Data for processing:
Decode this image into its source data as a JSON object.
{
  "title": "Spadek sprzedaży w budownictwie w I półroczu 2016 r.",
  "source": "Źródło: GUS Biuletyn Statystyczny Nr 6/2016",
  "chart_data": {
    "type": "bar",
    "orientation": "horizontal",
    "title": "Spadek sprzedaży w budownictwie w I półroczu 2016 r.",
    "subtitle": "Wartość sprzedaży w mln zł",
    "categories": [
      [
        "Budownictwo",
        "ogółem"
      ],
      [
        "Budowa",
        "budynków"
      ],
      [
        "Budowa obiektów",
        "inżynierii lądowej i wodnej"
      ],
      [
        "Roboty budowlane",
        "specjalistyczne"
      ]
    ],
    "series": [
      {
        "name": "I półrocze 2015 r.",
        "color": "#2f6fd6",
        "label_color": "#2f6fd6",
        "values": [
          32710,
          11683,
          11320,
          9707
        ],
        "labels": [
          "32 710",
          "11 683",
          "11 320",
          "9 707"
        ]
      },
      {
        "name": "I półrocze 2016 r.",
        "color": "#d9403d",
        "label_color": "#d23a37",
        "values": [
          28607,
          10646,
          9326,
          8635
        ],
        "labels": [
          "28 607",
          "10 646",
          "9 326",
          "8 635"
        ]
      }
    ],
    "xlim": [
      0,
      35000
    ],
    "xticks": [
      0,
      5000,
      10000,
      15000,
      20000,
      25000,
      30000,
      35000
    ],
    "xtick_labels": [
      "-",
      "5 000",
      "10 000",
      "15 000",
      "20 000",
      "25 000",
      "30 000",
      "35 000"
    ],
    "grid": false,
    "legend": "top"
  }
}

Given exercise:
Search the records for the word "source". Copy every line that has it.

The solution:
Decode this image into its source data as a JSON object.
  "source": "Źródło: GUS Biuletyn Statystyczny Nr 6/2016",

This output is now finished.